[Dataset items]
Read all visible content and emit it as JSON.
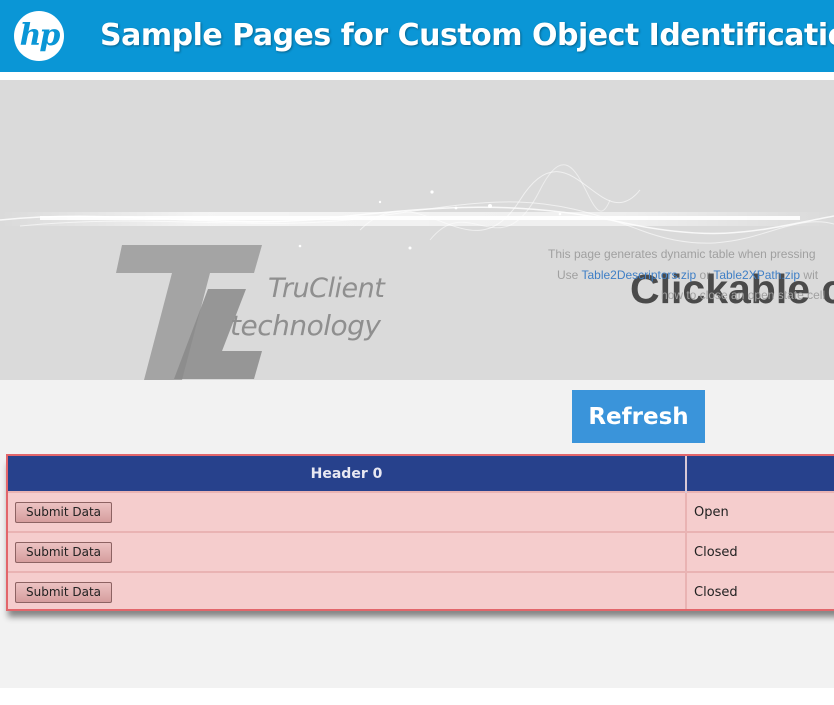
{
  "header": {
    "logo_text": "hp",
    "title": "Sample Pages for Custom Object Identification",
    "background": "#0a96d6"
  },
  "banner": {
    "brand_line1": "TruClient",
    "brand_line2": "technology",
    "title": "Clickable ce",
    "desc_line1": "This page generates dynamic table when pressing",
    "desc_line2_prefix": "Use",
    "link1": "Table2Descriptors.zip",
    "desc_line2_mid": "or",
    "link2": "Table2XPath.zip",
    "desc_line2_suffix": "wit",
    "desc_line3": "how to close an open state cell",
    "link_color": "#3f7fc6"
  },
  "refresh_button": {
    "label": "Refresh",
    "color": "#3a94da"
  },
  "table": {
    "headers": [
      "Header 0",
      ""
    ],
    "header_color": "#27418c",
    "row_color": "#f5cdcd",
    "rows": [
      {
        "button": "Submit Data",
        "status": "Open"
      },
      {
        "button": "Submit Data",
        "status": "Closed"
      },
      {
        "button": "Submit Data",
        "status": "Closed"
      }
    ]
  }
}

[Task directions]
The entries above are to be returned exactly, without their pictures.

[Reply]
Read all visible content and emit it as JSON.
{
  "header": {
    "logo_text": "hp",
    "title": "Sample Pages for Custom Object Identification",
    "background": "#0a96d6"
  },
  "banner": {
    "brand_line1": "TruClient",
    "brand_line2": "technology",
    "title": "Clickable ce",
    "desc_line1": "This page generates dynamic table when pressing",
    "desc_line2_prefix": "Use",
    "link1": "Table2Descriptors.zip",
    "desc_line2_mid": "or",
    "link2": "Table2XPath.zip",
    "desc_line2_suffix": "wit",
    "desc_line3": "how to close an open state cell",
    "link_color": "#3f7fc6"
  },
  "refresh_button": {
    "label": "Refresh",
    "color": "#3a94da"
  },
  "table": {
    "headers": [
      "Header 0",
      ""
    ],
    "header_color": "#27418c",
    "row_color": "#f5cdcd",
    "rows": [
      {
        "button": "Submit Data",
        "status": "Open"
      },
      {
        "button": "Submit Data",
        "status": "Closed"
      },
      {
        "button": "Submit Data",
        "status": "Closed"
      }
    ]
  }
}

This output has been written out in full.